CHALLENGE.
Will you print the material below without altering a single character?

SUPPLIED MATERIAL.
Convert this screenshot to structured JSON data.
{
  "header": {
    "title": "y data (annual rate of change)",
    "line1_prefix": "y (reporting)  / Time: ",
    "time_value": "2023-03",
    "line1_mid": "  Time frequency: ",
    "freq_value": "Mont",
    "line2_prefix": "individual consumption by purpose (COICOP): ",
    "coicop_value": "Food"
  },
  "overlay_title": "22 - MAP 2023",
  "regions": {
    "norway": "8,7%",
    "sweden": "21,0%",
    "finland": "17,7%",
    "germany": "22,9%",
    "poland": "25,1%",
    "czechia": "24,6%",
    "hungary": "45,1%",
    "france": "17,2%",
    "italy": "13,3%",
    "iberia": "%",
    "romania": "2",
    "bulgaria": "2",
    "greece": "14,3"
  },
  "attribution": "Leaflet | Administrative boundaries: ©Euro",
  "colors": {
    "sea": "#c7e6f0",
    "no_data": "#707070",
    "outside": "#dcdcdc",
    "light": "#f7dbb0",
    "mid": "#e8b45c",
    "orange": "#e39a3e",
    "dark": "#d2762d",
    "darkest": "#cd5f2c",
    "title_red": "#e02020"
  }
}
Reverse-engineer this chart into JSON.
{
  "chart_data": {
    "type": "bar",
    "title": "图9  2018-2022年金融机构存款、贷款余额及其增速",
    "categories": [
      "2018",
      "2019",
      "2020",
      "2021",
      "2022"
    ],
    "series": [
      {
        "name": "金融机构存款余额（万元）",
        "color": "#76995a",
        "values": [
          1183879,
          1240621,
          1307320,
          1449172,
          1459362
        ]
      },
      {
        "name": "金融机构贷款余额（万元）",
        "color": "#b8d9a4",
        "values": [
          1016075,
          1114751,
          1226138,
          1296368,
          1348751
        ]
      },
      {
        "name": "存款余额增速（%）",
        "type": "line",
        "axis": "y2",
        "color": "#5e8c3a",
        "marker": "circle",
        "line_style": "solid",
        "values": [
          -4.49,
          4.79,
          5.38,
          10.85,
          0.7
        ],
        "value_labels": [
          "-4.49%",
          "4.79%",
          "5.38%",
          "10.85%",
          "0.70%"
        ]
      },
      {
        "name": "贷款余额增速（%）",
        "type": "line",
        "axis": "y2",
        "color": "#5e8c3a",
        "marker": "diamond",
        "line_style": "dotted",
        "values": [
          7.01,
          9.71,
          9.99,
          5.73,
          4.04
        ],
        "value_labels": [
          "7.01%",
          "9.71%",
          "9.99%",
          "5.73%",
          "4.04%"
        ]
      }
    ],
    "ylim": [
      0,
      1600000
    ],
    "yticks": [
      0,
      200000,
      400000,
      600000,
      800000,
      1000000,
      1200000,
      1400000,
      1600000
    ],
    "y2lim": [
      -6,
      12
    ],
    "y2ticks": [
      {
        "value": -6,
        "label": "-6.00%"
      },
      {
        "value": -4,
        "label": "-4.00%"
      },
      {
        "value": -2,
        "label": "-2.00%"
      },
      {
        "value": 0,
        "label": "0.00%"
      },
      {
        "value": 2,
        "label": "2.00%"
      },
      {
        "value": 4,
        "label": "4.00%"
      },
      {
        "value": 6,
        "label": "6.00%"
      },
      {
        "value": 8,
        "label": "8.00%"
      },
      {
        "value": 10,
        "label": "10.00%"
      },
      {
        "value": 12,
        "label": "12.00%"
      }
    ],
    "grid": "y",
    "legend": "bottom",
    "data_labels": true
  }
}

RESULT.
Convert this screenshot to structured JSON data.
{
  "header": {
    "title": "y data (annual rate of change)",
    "line1_prefix": "y (reporting)  / Time: ",
    "time_value": "2023-03",
    "line1_mid": "  Time frequency: ",
    "freq_value": "Mont",
    "line2_prefix": "individual consumption by purpose (COICOP): ",
    "coicop_value": "Food"
  },
  "overlay_title": "22 - MAP 2023",
  "regions": {
    "norway": "8,7%",
    "sweden": "21,0%",
    "finland": "17,7%",
    "germany": "22,9%",
    "poland": "25,1%",
    "czechia": "24,6%",
    "hungary": "45,1%",
    "france": "17,2%",
    "italy": "13,3%",
    "iberia": "%",
    "romania": "2",
    "bulgaria": "2",
    "greece": "14,3"
  },
  "attribution": "Leaflet | Administrative boundaries: ©Euro",
  "colors": {
    "sea": "#c7e6f0",
    "no_data": "#707070",
    "outside": "#dcdcdc",
    "light": "#f7dbb0",
    "mid": "#e8b45c",
    "orange": "#e39a3e",
    "dark": "#d2762d",
    "darkest": "#cd5f2c",
    "title_red": "#e02020"
  }
}
Reverse-engineer this chart into JSON.
{
  "chart_data": {
    "type": "bar",
    "title": "图9  2018-2022年金融机构存款、贷款余额及其增速",
    "categories": [
      "2018",
      "2019",
      "2020",
      "2021",
      "2022"
    ],
    "series": [
      {
        "name": "金融机构存款余额（万元）",
        "color": "#76995a",
        "values": [
          1183879,
          1240621,
          1307320,
          1449172,
          1459362
        ]
      },
      {
        "name": "金融机构贷款余额（万元）",
        "color": "#b8d9a4",
        "values": [
          1016075,
          1114751,
          1226138,
          1296368,
          1348751
        ]
      },
      {
        "name": "存款余额增速（%）",
        "type": "line",
        "axis": "y2",
        "color": "#5e8c3a",
        "marker": "circle",
        "line_style": "solid",
        "values": [
          -4.49,
          4.79,
          5.38,
          10.85,
          0.7
        ],
        "value_labels": [
          "-4.49%",
          "4.79%",
          "5.38%",
          "10.85%",
          "0.70%"
        ]
      },
      {
        "name": "贷款余额增速（%）",
        "type": "line",
        "axis": "y2",
        "color": "#5e8c3a",
        "marker": "diamond",
        "line_style": "dotted",
        "values": [
          7.01,
          9.71,
          9.99,
          5.73,
          4.04
        ],
        "value_labels": [
          "7.01%",
          "9.71%",
          "9.99%",
          "5.73%",
          "4.04%"
        ]
      }
    ],
    "ylim": [
      0,
      1600000
    ],
    "yticks": [
      0,
      200000,
      400000,
      600000,
      800000,
      1000000,
      1200000,
      1400000,
      1600000
    ],
    "y2lim": [
      -6,
      12
    ],
    "y2ticks": [
      {
        "value": -6,
        "label": "-6.00%"
      },
      {
        "value": -4,
        "label": "-4.00%"
      },
      {
        "value": -2,
        "label": "-2.00%"
      },
      {
        "value": 0,
        "label": "0.00%"
      },
      {
        "value": 2,
        "label": "2.00%"
      },
      {
        "value": 4,
        "label": "4.00%"
      },
      {
        "value": 6,
        "label": "6.00%"
      },
      {
        "value": 8,
        "label": "8.00%"
      },
      {
        "value": 10,
        "label": "10.00%"
      },
      {
        "value": 12,
        "label": "12.00%"
      }
    ],
    "grid": "y",
    "legend": "bottom",
    "data_labels": true
  }
}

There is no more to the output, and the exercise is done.